---------- LISTING

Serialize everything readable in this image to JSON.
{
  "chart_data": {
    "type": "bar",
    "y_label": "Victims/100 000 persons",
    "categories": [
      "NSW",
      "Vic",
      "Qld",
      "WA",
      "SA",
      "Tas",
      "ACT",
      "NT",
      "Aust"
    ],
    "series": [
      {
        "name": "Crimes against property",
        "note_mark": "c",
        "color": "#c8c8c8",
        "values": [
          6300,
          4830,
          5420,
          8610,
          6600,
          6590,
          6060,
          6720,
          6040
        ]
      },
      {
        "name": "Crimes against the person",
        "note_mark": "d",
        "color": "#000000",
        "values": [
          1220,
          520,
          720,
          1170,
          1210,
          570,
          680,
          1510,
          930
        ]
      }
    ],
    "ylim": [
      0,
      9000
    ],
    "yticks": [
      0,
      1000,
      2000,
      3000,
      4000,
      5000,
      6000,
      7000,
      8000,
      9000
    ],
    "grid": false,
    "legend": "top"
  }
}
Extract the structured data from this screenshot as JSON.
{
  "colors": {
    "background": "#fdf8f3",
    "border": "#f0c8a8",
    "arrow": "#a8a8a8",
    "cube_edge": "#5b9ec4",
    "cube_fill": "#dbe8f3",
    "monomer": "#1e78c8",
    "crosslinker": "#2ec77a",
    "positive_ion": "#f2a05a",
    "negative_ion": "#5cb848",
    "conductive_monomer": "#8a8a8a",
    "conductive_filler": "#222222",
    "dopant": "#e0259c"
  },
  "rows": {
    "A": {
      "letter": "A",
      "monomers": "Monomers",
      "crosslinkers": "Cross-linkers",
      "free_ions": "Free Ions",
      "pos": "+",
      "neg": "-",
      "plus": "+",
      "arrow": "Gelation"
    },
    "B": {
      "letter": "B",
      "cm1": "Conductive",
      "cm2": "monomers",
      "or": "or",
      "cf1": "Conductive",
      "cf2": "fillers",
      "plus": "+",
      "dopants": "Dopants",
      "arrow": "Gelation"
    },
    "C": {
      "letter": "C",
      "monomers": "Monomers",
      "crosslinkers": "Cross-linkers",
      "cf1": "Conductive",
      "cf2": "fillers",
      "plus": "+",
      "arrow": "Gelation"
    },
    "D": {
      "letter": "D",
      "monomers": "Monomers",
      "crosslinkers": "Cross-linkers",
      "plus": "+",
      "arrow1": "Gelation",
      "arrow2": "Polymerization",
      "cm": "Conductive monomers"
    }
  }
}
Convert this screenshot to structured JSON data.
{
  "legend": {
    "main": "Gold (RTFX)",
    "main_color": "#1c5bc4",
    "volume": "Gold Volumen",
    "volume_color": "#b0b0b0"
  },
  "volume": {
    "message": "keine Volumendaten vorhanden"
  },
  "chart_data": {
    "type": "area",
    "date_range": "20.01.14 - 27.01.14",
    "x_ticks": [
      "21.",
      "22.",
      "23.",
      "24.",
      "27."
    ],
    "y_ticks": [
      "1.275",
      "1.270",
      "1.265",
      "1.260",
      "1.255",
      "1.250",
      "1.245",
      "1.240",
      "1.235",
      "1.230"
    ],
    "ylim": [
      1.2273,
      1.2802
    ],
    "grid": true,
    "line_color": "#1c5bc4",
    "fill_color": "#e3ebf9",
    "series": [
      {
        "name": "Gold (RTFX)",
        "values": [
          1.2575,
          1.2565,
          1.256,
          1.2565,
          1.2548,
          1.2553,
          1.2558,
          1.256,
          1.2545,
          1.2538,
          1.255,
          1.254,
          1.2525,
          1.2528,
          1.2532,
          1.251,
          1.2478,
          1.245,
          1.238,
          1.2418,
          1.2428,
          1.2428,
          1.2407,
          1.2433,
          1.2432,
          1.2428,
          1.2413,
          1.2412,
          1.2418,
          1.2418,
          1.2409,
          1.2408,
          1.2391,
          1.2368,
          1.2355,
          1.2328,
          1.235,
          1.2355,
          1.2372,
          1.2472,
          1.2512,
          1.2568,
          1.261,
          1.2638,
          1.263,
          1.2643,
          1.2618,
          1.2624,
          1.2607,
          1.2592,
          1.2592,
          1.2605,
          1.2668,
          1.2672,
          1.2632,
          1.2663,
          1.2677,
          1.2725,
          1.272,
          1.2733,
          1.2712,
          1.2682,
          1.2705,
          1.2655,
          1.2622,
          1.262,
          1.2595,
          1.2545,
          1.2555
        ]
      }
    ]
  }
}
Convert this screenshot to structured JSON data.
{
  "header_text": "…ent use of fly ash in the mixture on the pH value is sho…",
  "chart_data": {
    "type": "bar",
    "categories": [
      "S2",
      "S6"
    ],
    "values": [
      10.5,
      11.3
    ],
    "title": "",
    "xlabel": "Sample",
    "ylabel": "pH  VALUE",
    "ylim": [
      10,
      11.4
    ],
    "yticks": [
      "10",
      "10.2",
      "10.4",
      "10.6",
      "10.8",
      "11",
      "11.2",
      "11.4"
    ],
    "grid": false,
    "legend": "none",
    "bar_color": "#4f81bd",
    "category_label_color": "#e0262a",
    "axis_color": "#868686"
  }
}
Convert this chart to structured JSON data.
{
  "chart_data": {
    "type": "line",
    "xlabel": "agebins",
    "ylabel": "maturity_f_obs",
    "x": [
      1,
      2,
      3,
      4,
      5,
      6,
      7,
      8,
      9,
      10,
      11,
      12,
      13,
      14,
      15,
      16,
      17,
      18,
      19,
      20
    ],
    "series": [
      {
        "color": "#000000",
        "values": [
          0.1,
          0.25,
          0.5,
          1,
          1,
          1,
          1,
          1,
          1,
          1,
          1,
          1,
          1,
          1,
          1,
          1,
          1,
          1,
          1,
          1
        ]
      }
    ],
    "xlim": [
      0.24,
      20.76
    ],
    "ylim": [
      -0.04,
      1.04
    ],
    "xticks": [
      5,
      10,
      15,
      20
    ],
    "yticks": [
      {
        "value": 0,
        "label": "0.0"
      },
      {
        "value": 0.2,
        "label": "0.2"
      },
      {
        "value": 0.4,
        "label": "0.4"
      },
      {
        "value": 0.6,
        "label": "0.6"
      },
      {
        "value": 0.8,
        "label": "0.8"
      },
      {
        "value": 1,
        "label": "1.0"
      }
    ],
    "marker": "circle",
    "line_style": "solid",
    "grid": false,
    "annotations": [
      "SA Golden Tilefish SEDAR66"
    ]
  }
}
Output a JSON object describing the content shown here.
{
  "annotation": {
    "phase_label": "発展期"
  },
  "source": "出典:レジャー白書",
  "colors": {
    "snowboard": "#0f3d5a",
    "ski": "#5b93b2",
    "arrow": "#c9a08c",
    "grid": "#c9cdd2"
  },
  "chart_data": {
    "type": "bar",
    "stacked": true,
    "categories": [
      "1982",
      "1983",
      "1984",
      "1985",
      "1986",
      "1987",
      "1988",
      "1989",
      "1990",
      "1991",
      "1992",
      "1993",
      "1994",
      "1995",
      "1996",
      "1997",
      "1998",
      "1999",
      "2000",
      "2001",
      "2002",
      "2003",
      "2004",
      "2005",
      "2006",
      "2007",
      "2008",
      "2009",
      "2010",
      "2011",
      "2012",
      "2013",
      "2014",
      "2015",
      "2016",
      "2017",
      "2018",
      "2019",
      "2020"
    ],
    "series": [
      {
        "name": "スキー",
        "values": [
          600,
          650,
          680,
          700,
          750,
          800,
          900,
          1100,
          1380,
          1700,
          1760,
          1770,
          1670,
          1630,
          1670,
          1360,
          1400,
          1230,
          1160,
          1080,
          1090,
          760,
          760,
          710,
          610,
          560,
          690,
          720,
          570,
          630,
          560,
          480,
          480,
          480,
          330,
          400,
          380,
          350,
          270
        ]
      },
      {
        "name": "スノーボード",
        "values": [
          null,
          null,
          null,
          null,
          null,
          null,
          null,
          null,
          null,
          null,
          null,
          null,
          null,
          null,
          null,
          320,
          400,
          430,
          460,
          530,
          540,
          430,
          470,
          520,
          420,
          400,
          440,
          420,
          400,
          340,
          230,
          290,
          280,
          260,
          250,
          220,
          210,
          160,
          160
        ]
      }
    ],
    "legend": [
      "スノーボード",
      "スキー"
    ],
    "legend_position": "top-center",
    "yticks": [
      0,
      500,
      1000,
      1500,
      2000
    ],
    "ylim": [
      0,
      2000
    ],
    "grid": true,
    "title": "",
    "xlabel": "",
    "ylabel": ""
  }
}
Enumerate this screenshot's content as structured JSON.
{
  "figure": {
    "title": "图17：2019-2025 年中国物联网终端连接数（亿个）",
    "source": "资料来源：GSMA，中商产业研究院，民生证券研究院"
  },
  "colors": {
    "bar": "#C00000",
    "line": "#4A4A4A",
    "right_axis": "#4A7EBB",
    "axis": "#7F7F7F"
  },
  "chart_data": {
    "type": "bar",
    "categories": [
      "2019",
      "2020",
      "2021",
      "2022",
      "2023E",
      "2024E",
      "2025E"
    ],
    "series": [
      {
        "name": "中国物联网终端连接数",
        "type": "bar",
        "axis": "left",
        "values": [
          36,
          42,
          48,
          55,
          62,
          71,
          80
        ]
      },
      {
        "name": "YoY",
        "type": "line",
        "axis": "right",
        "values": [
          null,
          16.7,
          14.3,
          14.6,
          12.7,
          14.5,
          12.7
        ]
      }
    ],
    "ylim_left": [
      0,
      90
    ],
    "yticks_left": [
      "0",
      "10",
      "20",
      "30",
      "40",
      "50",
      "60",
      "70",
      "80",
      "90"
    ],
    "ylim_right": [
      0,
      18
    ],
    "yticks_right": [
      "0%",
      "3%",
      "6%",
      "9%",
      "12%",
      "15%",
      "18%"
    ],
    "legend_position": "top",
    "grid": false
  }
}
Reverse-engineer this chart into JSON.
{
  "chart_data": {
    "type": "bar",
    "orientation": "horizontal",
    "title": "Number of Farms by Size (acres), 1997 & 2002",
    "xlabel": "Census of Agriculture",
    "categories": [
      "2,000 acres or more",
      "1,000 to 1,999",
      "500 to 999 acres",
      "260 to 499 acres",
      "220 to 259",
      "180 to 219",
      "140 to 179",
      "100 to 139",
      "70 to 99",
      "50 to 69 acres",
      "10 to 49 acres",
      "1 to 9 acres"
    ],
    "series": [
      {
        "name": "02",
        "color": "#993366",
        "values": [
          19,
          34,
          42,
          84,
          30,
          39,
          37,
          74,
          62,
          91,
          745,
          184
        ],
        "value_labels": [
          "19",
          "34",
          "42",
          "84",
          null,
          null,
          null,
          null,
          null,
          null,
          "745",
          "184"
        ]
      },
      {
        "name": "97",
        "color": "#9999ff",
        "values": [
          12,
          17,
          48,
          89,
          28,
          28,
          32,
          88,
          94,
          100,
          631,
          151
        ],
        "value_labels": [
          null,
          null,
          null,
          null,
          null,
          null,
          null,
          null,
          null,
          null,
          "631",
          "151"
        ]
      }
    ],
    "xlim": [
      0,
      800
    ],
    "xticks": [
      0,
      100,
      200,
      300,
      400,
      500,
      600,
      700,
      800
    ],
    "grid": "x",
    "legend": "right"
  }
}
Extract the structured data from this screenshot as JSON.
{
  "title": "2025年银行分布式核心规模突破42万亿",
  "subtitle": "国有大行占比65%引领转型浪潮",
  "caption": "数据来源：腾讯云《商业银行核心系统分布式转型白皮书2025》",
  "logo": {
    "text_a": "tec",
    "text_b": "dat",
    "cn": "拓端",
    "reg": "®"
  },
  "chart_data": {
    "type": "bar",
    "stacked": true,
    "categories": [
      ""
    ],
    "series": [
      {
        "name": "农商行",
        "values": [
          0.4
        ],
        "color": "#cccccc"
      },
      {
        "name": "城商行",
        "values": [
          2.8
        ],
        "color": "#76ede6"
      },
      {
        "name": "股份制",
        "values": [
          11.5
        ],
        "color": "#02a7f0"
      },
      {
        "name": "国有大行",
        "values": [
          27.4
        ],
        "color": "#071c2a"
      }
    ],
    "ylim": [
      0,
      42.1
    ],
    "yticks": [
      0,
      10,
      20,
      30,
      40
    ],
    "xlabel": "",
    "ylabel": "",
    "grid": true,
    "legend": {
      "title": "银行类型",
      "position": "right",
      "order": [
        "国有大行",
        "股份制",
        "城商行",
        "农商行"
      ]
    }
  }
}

--------------------

■ YOUR GOAL ■
Copy out each line of the records that holds the string "Crimes".

■ TASK OUTPUT ■
        "name": "Crimes against property",
        "name": "Crimes against the person",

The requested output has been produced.